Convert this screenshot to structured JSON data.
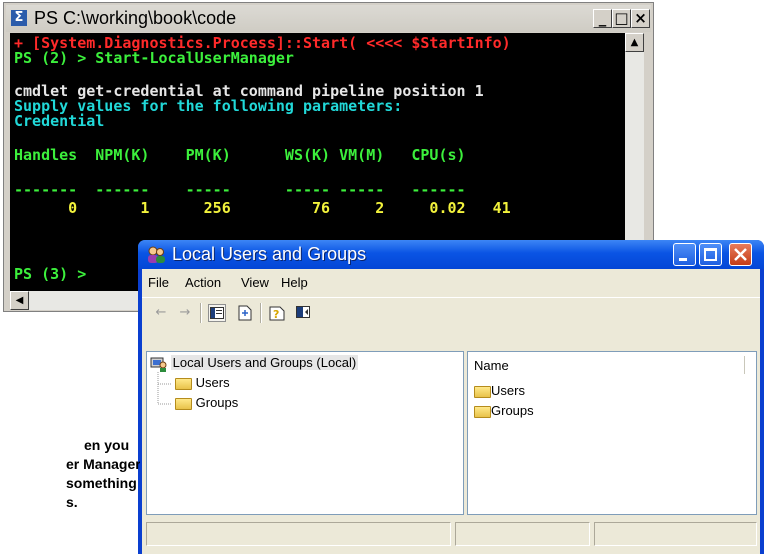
{
  "ps": {
    "title": "PS  C:\\working\\book\\code",
    "icon": "powershell-icon",
    "controls": {
      "minimize": "_",
      "maximize": "□",
      "close": "×"
    },
    "lines": [
      {
        "text": "+ [System.Diagnostics.Process]::Start( <<<< $StartInfo)",
        "color": "#ff2a2a"
      },
      {
        "text": "PS (2) > Start-LocalUserManager",
        "color": "#3cf03c"
      },
      {
        "text": "",
        "color": "#e6e6e6"
      },
      {
        "text": "cmdlet get-credential at command pipeline position 1",
        "color": "#e6e6e6"
      },
      {
        "text": "Supply values for the following parameters:",
        "color": "#21d8d8"
      },
      {
        "text": "Credential",
        "color": "#21d8d8"
      },
      {
        "text": "",
        "color": "#e6e6e6"
      },
      {
        "text": "Handles  NPM(K)    PM(K)      WS(K) VM(M)   CPU(s)",
        "color": "#3cf03c"
      },
      {
        "text": "",
        "color": "#e6e6e6"
      },
      {
        "text": "-------  ------    -----      ----- -----   ------",
        "color": "#3cf03c"
      },
      {
        "text": "      0       1      256         76     2     0.02   41",
        "color": "#f2f23c"
      },
      {
        "text": "",
        "color": "#e6e6e6"
      },
      {
        "text": "",
        "color": "#e6e6e6"
      },
      {
        "text": "PS (3) >",
        "color": "#3cf03c"
      }
    ]
  },
  "mmc": {
    "title": "Local Users and Groups",
    "menu": [
      "File",
      "Action",
      "View",
      "Help"
    ],
    "toolbar_icons": [
      "back-arrow-icon",
      "forward-arrow-icon",
      "show-hide-tree-icon",
      "export-list-icon",
      "help-icon",
      "properties-icon"
    ],
    "tree": {
      "root": "Local Users and Groups (Local)",
      "children": [
        "Users",
        "Groups"
      ]
    },
    "list": {
      "column": "Name",
      "items": [
        "Users",
        "Groups"
      ]
    }
  },
  "caption": {
    "lines": [
      "en you",
      "er Manager",
      "something",
      "s."
    ]
  }
}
● ● ● ●
## What the task requires:
State the number of lines in this listing that contain the string "title", and add nothing else.

## Expected answer:
2